▶ [Stated exercise]:
Return all lines with the word "name" in them.

:: Record set ::

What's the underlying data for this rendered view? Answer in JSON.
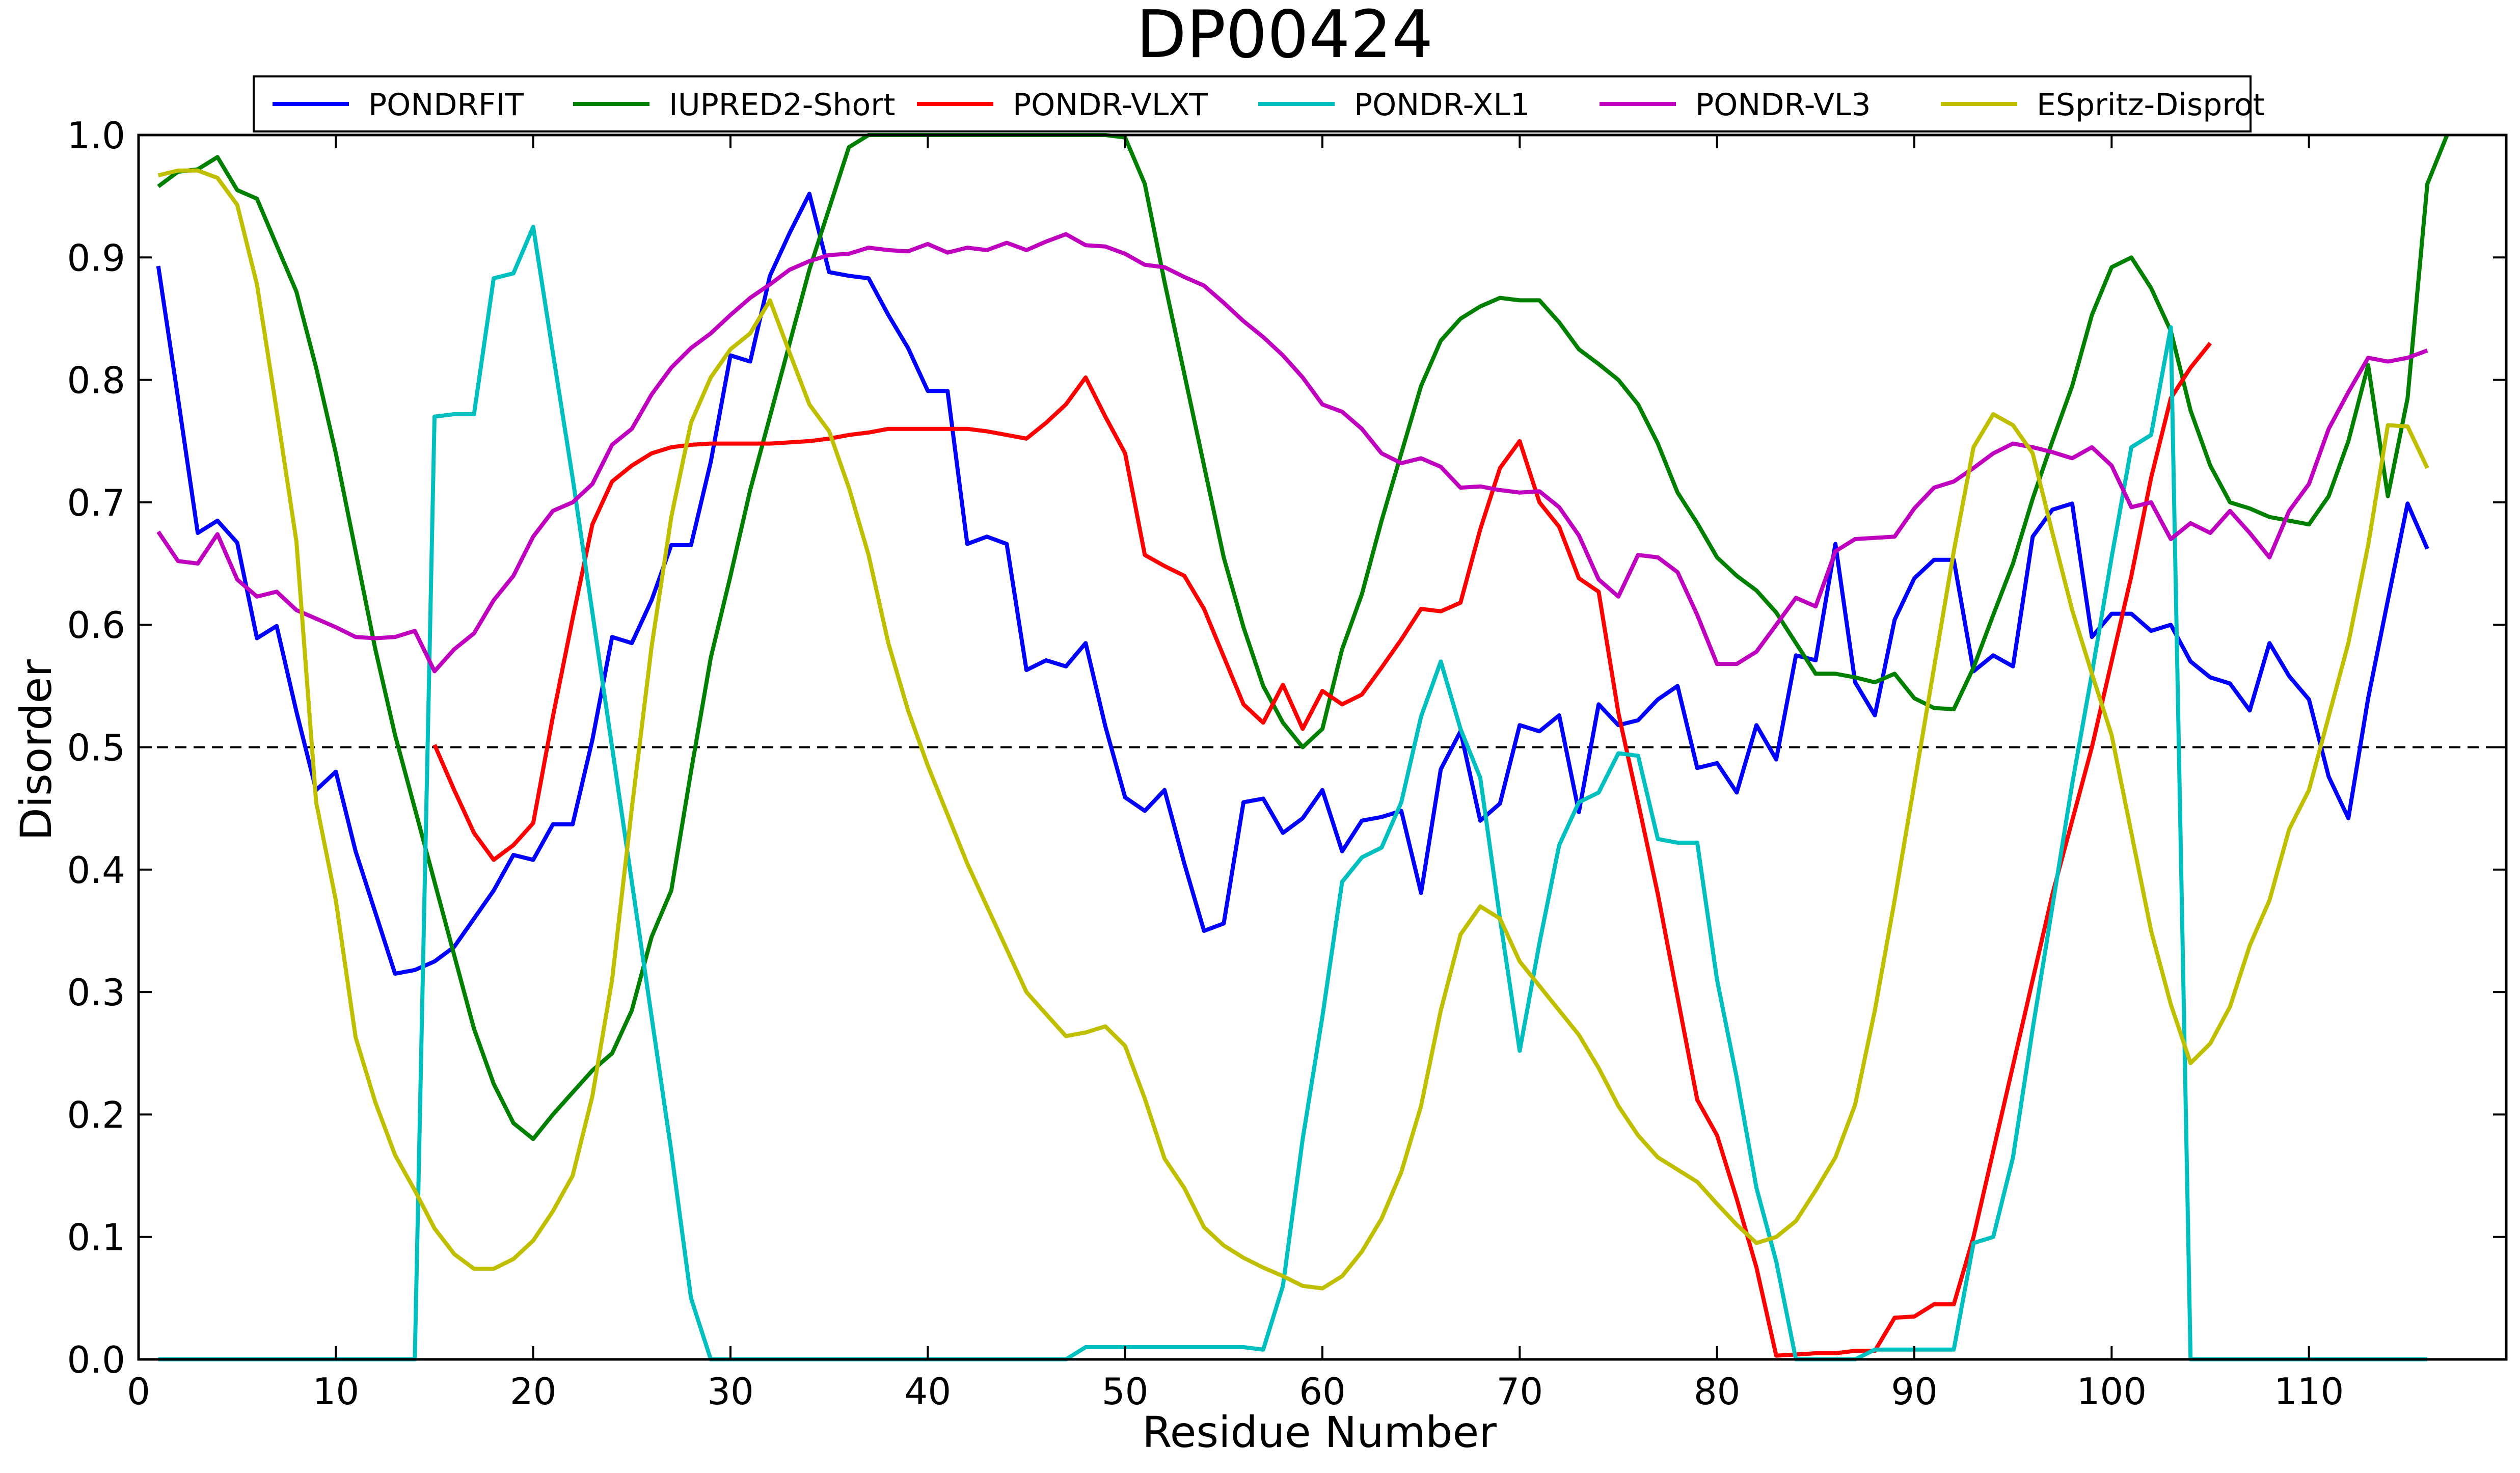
{
  "chart_data": {
    "type": "line",
    "title": "DP00424",
    "xlabel": "Residue Number",
    "ylabel": "Disorder",
    "xlim": [
      0,
      120
    ],
    "ylim": [
      0,
      1.0
    ],
    "x_ticks": [
      0,
      10,
      20,
      30,
      40,
      50,
      60,
      70,
      80,
      90,
      100,
      110
    ],
    "x_tick_labels": [
      "0",
      "10",
      "20",
      "30",
      "40",
      "50",
      "60",
      "70",
      "80",
      "90",
      "100",
      "110"
    ],
    "y_ticks": [
      0,
      0.1,
      0.2,
      0.3,
      0.4,
      0.5,
      0.6,
      0.7,
      0.8,
      0.9,
      1.0
    ],
    "y_tick_labels": [
      "0.0",
      "0.1",
      "0.2",
      "0.3",
      "0.4",
      "0.5",
      "0.6",
      "0.7",
      "0.8",
      "0.9",
      "1.0"
    ],
    "grid": false,
    "legend_position": "top-center",
    "threshold": 0.5,
    "series": [
      {
        "name": "PONDRFIT",
        "color": "#0000ff",
        "values": [
          0.893,
          0.785,
          0.675,
          0.685,
          0.667,
          0.589,
          0.599,
          0.529,
          0.465,
          0.48,
          0.415,
          0.365,
          0.315,
          0.318,
          0.325,
          0.337,
          0.36,
          0.383,
          0.412,
          0.408,
          0.437,
          0.437,
          0.506,
          0.59,
          0.585,
          0.62,
          0.665,
          0.665,
          0.733,
          0.82,
          0.815,
          0.885,
          0.92,
          0.952,
          0.888,
          0.885,
          0.883,
          0.853,
          0.826,
          0.791,
          0.791,
          0.666,
          0.672,
          0.666,
          0.563,
          0.571,
          0.566,
          0.585,
          0.517,
          0.459,
          0.448,
          0.465,
          0.405,
          0.35,
          0.356,
          0.455,
          0.458,
          0.43,
          0.442,
          0.465,
          0.415,
          0.44,
          0.443,
          0.448,
          0.381,
          0.482,
          0.513,
          0.44,
          0.454,
          0.518,
          0.513,
          0.526,
          0.447,
          0.535,
          0.518,
          0.522,
          0.539,
          0.55,
          0.483,
          0.487,
          0.463,
          0.518,
          0.49,
          0.575,
          0.571,
          0.666,
          0.553,
          0.526,
          0.604,
          0.638,
          0.653,
          0.653,
          0.562,
          0.575,
          0.566,
          0.672,
          0.694,
          0.699,
          0.59,
          0.609,
          0.609,
          0.595,
          0.6,
          0.57,
          0.557,
          0.552,
          0.53,
          0.585,
          0.558,
          0.539,
          0.476,
          0.442,
          0.54,
          0.62,
          0.699,
          0.662
        ]
      },
      {
        "name": "IUPRED2-Short",
        "color": "#008000",
        "values": [
          0.958,
          0.97,
          0.972,
          0.982,
          0.955,
          0.948,
          0.91,
          0.872,
          0.81,
          0.74,
          0.66,
          0.58,
          0.51,
          0.45,
          0.39,
          0.33,
          0.27,
          0.225,
          0.193,
          0.18,
          0.2,
          0.218,
          0.236,
          0.25,
          0.285,
          0.345,
          0.383,
          0.48,
          0.573,
          0.64,
          0.71,
          0.77,
          0.83,
          0.89,
          0.94,
          0.99,
          1.0,
          1.0,
          1.0,
          1.0,
          1.0,
          1.0,
          1.0,
          1.0,
          1.0,
          1.0,
          1.0,
          1.0,
          1.0,
          0.998,
          0.96,
          0.88,
          0.805,
          0.73,
          0.655,
          0.598,
          0.55,
          0.52,
          0.5,
          0.515,
          0.58,
          0.625,
          0.685,
          0.74,
          0.795,
          0.832,
          0.85,
          0.86,
          0.867,
          0.865,
          0.865,
          0.847,
          0.825,
          0.813,
          0.8,
          0.78,
          0.748,
          0.708,
          0.683,
          0.655,
          0.64,
          0.628,
          0.61,
          0.585,
          0.56,
          0.56,
          0.557,
          0.553,
          0.56,
          0.54,
          0.532,
          0.531,
          0.565,
          0.608,
          0.65,
          0.703,
          0.75,
          0.795,
          0.853,
          0.892,
          0.9,
          0.875,
          0.84,
          0.775,
          0.73,
          0.7,
          0.695,
          0.688,
          0.685,
          0.682,
          0.705,
          0.75,
          0.812,
          0.705,
          0.785,
          0.96,
          1.0
        ]
      },
      {
        "name": "PONDR-VLXT",
        "color": "#ff0000",
        "values": [
          null,
          null,
          null,
          null,
          null,
          null,
          null,
          null,
          null,
          null,
          null,
          null,
          null,
          null,
          0.502,
          0.465,
          0.43,
          0.408,
          0.42,
          0.438,
          0.525,
          0.605,
          0.682,
          0.717,
          0.73,
          0.74,
          0.745,
          0.747,
          0.748,
          0.748,
          0.748,
          0.748,
          0.749,
          0.75,
          0.752,
          0.755,
          0.757,
          0.76,
          0.76,
          0.76,
          0.76,
          0.76,
          0.758,
          0.755,
          0.752,
          0.765,
          0.78,
          0.802,
          0.77,
          0.74,
          0.657,
          0.648,
          0.64,
          0.613,
          0.574,
          0.535,
          0.52,
          0.551,
          0.515,
          0.546,
          0.535,
          0.543,
          0.565,
          0.588,
          0.613,
          0.611,
          0.618,
          0.678,
          0.728,
          0.75,
          0.7,
          0.68,
          0.638,
          0.627,
          0.528,
          0.455,
          0.38,
          0.296,
          0.212,
          0.183,
          0.131,
          0.075,
          0.003,
          0.004,
          0.005,
          0.005,
          0.007,
          0.007,
          0.034,
          0.035,
          0.045,
          0.045,
          0.1,
          0.17,
          0.24,
          0.31,
          0.38,
          0.44,
          0.5,
          0.57,
          0.64,
          0.72,
          0.785,
          0.81,
          0.83,
          null,
          null,
          null,
          null,
          null,
          null,
          null,
          null,
          null,
          null,
          null
        ]
      },
      {
        "name": "PONDR-XL1",
        "color": "#00bfbf",
        "values": [
          0.0,
          0.0,
          0.0,
          0.0,
          0.0,
          0.0,
          0.0,
          0.0,
          0.0,
          0.0,
          0.0,
          0.0,
          0.0,
          0.0,
          0.77,
          0.772,
          0.772,
          0.883,
          0.887,
          0.925,
          0.822,
          0.72,
          0.61,
          0.5,
          0.39,
          0.28,
          0.17,
          0.05,
          0.0,
          0.0,
          0.0,
          0.0,
          0.0,
          0.0,
          0.0,
          0.0,
          0.0,
          0.0,
          0.0,
          0.0,
          0.0,
          0.0,
          0.0,
          0.0,
          0.0,
          0.0,
          0.0,
          0.01,
          0.01,
          0.01,
          0.01,
          0.01,
          0.01,
          0.01,
          0.01,
          0.01,
          0.008,
          0.06,
          0.18,
          0.28,
          0.39,
          0.41,
          0.418,
          0.455,
          0.525,
          0.57,
          0.515,
          0.475,
          0.36,
          0.252,
          0.34,
          0.42,
          0.455,
          0.463,
          0.495,
          0.493,
          0.425,
          0.422,
          0.422,
          0.31,
          0.23,
          0.14,
          0.08,
          0.0,
          0.0,
          0.0,
          0.0,
          0.008,
          0.008,
          0.008,
          0.008,
          0.008,
          0.095,
          0.1,
          0.165,
          0.27,
          0.37,
          0.47,
          0.56,
          0.655,
          0.745,
          0.755,
          0.843,
          0.0,
          0.0,
          0.0,
          0.0,
          0.0,
          0.0,
          0.0,
          0.0,
          0.0,
          0.0,
          0.0,
          0.0,
          0.0
        ]
      },
      {
        "name": "PONDR-VL3",
        "color": "#bf00bf",
        "values": [
          0.676,
          0.652,
          0.65,
          0.674,
          0.637,
          0.623,
          0.627,
          0.612,
          0.605,
          0.598,
          0.59,
          0.589,
          0.59,
          0.595,
          0.562,
          0.58,
          0.593,
          0.62,
          0.64,
          0.672,
          0.693,
          0.7,
          0.715,
          0.747,
          0.76,
          0.788,
          0.81,
          0.826,
          0.838,
          0.853,
          0.867,
          0.878,
          0.89,
          0.897,
          0.902,
          0.903,
          0.908,
          0.906,
          0.905,
          0.911,
          0.904,
          0.908,
          0.906,
          0.912,
          0.906,
          0.913,
          0.919,
          0.91,
          0.909,
          0.903,
          0.894,
          0.892,
          0.884,
          0.877,
          0.863,
          0.848,
          0.835,
          0.82,
          0.802,
          0.78,
          0.774,
          0.76,
          0.74,
          0.732,
          0.736,
          0.729,
          0.712,
          0.713,
          0.71,
          0.708,
          0.709,
          0.696,
          0.673,
          0.637,
          0.623,
          0.657,
          0.655,
          0.643,
          0.608,
          0.568,
          0.568,
          0.578,
          0.6,
          0.622,
          0.615,
          0.66,
          0.67,
          0.671,
          0.672,
          0.695,
          0.712,
          0.717,
          0.728,
          0.74,
          0.748,
          0.745,
          0.741,
          0.736,
          0.745,
          0.73,
          0.696,
          0.7,
          0.67,
          0.683,
          0.675,
          0.693,
          0.675,
          0.655,
          0.693,
          0.715,
          0.76,
          0.79,
          0.818,
          0.815,
          0.818,
          0.824
        ]
      },
      {
        "name": "ESpritz-Disprot",
        "color": "#bfbf00",
        "values": [
          0.967,
          0.971,
          0.971,
          0.965,
          0.943,
          0.878,
          0.775,
          0.668,
          0.455,
          0.375,
          0.263,
          0.21,
          0.167,
          0.138,
          0.107,
          0.086,
          0.074,
          0.074,
          0.082,
          0.097,
          0.121,
          0.15,
          0.215,
          0.31,
          0.45,
          0.582,
          0.688,
          0.765,
          0.802,
          0.825,
          0.838,
          0.865,
          0.822,
          0.78,
          0.758,
          0.712,
          0.657,
          0.585,
          0.53,
          0.485,
          0.445,
          0.405,
          0.37,
          0.335,
          0.3,
          0.282,
          0.264,
          0.267,
          0.272,
          0.256,
          0.213,
          0.164,
          0.14,
          0.108,
          0.093,
          0.083,
          0.075,
          0.068,
          0.06,
          0.058,
          0.068,
          0.088,
          0.115,
          0.153,
          0.207,
          0.285,
          0.347,
          0.37,
          0.36,
          0.325,
          0.305,
          0.285,
          0.265,
          0.238,
          0.207,
          0.183,
          0.165,
          0.155,
          0.145,
          0.127,
          0.11,
          0.095,
          0.1,
          0.113,
          0.138,
          0.165,
          0.208,
          0.285,
          0.375,
          0.47,
          0.565,
          0.66,
          0.745,
          0.772,
          0.763,
          0.74,
          0.675,
          0.612,
          0.56,
          0.51,
          0.43,
          0.35,
          0.29,
          0.242,
          0.258,
          0.288,
          0.338,
          0.375,
          0.433,
          0.465,
          0.525,
          0.585,
          0.665,
          0.763,
          0.762,
          0.728
        ]
      }
    ]
  }
}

:::

▶ [Written response]:
        "name": "PONDRFIT",
        "name": "IUPRED2-Short",
        "name": "PONDR-VLXT",
        "name": "PONDR-XL1",
        "name": "PONDR-VL3",
        "name": "ESpritz-Disprot",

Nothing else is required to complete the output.